RECORD SET:
****

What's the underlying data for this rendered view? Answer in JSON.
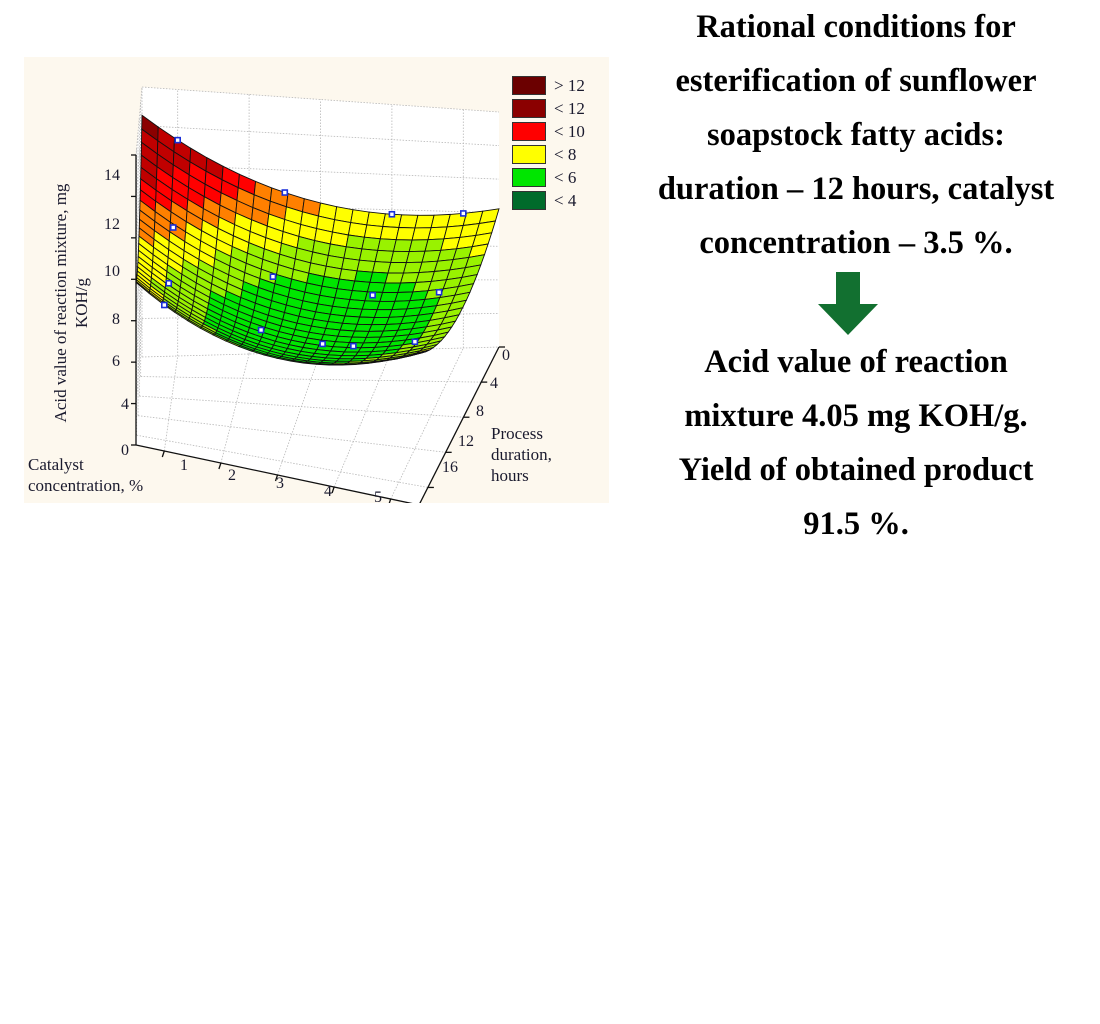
{
  "chart_data": {
    "type": "surface3d",
    "title": "",
    "xlabel": "Catalyst concentration, %",
    "ylabel": "Process duration, hours",
    "zlabel": "Acid value of reaction mixture, mg KOH/g",
    "x_ticks": [
      "1",
      "2",
      "3",
      "4",
      "5"
    ],
    "y_ticks": [
      "0",
      "4",
      "8",
      "12",
      "16"
    ],
    "z_ticks": [
      "0",
      "4",
      "6",
      "8",
      "10",
      "12",
      "14"
    ],
    "xlim": [
      0.5,
      5.5
    ],
    "ylim": [
      0,
      18
    ],
    "zlim": [
      0,
      14
    ],
    "grid": true,
    "legend_position": "upper-right",
    "legend": [
      {
        "label": "> 12",
        "color": "#6b0000"
      },
      {
        "label": "< 12",
        "color": "#8b0000"
      },
      {
        "label": "< 10",
        "color": "#ff0000"
      },
      {
        "label": "< 8",
        "color": "#ffff00"
      },
      {
        "label": "< 6",
        "color": "#00e600"
      },
      {
        "label": "< 4",
        "color": "#006b2b"
      }
    ],
    "surface_band_colors": [
      "#006b2b",
      "#009a1a",
      "#00e600",
      "#99f200",
      "#ffff00",
      "#ff8000",
      "#ff0000",
      "#c00000",
      "#8b0000"
    ],
    "observed_points": [
      {
        "catalyst": 1,
        "duration": 0,
        "acid_value": 12.9
      },
      {
        "catalyst": 1,
        "duration": 6,
        "acid_value": 9.9
      },
      {
        "catalyst": 1,
        "duration": 12,
        "acid_value": 7.6
      },
      {
        "catalyst": 1,
        "duration": 18,
        "acid_value": 5.6
      },
      {
        "catalyst": 2.5,
        "duration": 0,
        "acid_value": 10.5
      },
      {
        "catalyst": 2.5,
        "duration": 6,
        "acid_value": 7.7
      },
      {
        "catalyst": 2.5,
        "duration": 12,
        "acid_value": 5.8
      },
      {
        "catalyst": 3.5,
        "duration": 12,
        "acid_value": 4.05
      },
      {
        "catalyst": 4,
        "duration": 0,
        "acid_value": 8.4
      },
      {
        "catalyst": 4,
        "duration": 6,
        "acid_value": 6.6
      },
      {
        "catalyst": 4,
        "duration": 12,
        "acid_value": 4.6
      },
      {
        "catalyst": 5,
        "duration": 0,
        "acid_value": 8.1
      },
      {
        "catalyst": 5,
        "duration": 6,
        "acid_value": 6.9
      },
      {
        "catalyst": 5,
        "duration": 12,
        "acid_value": 5.3
      }
    ]
  },
  "conditions": {
    "lines": [
      "Rational conditions for",
      "esterification of sunflower",
      "soapstock fatty acids:",
      "duration – 12 hours, catalyst",
      "concentration – 3.5 %."
    ]
  },
  "arrow": {
    "icon": "arrow-down-icon",
    "color": "#127030"
  },
  "result": {
    "lines": [
      "Acid value of reaction",
      "mixture 4.05 mg KOH/g.",
      "Yield of obtained product",
      "91.5 %."
    ]
  }
}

****

REQUEST: Set down the material above as is, without any pictures.

RESULT OF THIS TASK:
What's the underlying data for this rendered view? Answer in JSON.
{
  "chart_data": {
    "type": "surface3d",
    "title": "",
    "xlabel": "Catalyst concentration, %",
    "ylabel": "Process duration, hours",
    "zlabel": "Acid value of reaction mixture, mg KOH/g",
    "x_ticks": [
      "1",
      "2",
      "3",
      "4",
      "5"
    ],
    "y_ticks": [
      "0",
      "4",
      "8",
      "12",
      "16"
    ],
    "z_ticks": [
      "0",
      "4",
      "6",
      "8",
      "10",
      "12",
      "14"
    ],
    "xlim": [
      0.5,
      5.5
    ],
    "ylim": [
      0,
      18
    ],
    "zlim": [
      0,
      14
    ],
    "grid": true,
    "legend_position": "upper-right",
    "legend": [
      {
        "label": "> 12",
        "color": "#6b0000"
      },
      {
        "label": "< 12",
        "color": "#8b0000"
      },
      {
        "label": "< 10",
        "color": "#ff0000"
      },
      {
        "label": "< 8",
        "color": "#ffff00"
      },
      {
        "label": "< 6",
        "color": "#00e600"
      },
      {
        "label": "< 4",
        "color": "#006b2b"
      }
    ],
    "surface_band_colors": [
      "#006b2b",
      "#009a1a",
      "#00e600",
      "#99f200",
      "#ffff00",
      "#ff8000",
      "#ff0000",
      "#c00000",
      "#8b0000"
    ],
    "observed_points": [
      {
        "catalyst": 1,
        "duration": 0,
        "acid_value": 12.9
      },
      {
        "catalyst": 1,
        "duration": 6,
        "acid_value": 9.9
      },
      {
        "catalyst": 1,
        "duration": 12,
        "acid_value": 7.6
      },
      {
        "catalyst": 1,
        "duration": 18,
        "acid_value": 5.6
      },
      {
        "catalyst": 2.5,
        "duration": 0,
        "acid_value": 10.5
      },
      {
        "catalyst": 2.5,
        "duration": 6,
        "acid_value": 7.7
      },
      {
        "catalyst": 2.5,
        "duration": 12,
        "acid_value": 5.8
      },
      {
        "catalyst": 3.5,
        "duration": 12,
        "acid_value": 4.05
      },
      {
        "catalyst": 4,
        "duration": 0,
        "acid_value": 8.4
      },
      {
        "catalyst": 4,
        "duration": 6,
        "acid_value": 6.6
      },
      {
        "catalyst": 4,
        "duration": 12,
        "acid_value": 4.6
      },
      {
        "catalyst": 5,
        "duration": 0,
        "acid_value": 8.1
      },
      {
        "catalyst": 5,
        "duration": 6,
        "acid_value": 6.9
      },
      {
        "catalyst": 5,
        "duration": 12,
        "acid_value": 5.3
      }
    ]
  },
  "conditions": {
    "lines": [
      "Rational conditions for",
      "esterification of sunflower",
      "soapstock fatty acids:",
      "duration – 12 hours, catalyst",
      "concentration – 3.5 %."
    ]
  },
  "arrow": {
    "icon": "arrow-down-icon",
    "color": "#127030"
  },
  "result": {
    "lines": [
      "Acid value of reaction",
      "mixture 4.05 mg KOH/g.",
      "Yield of obtained product",
      "91.5 %."
    ]
  }
}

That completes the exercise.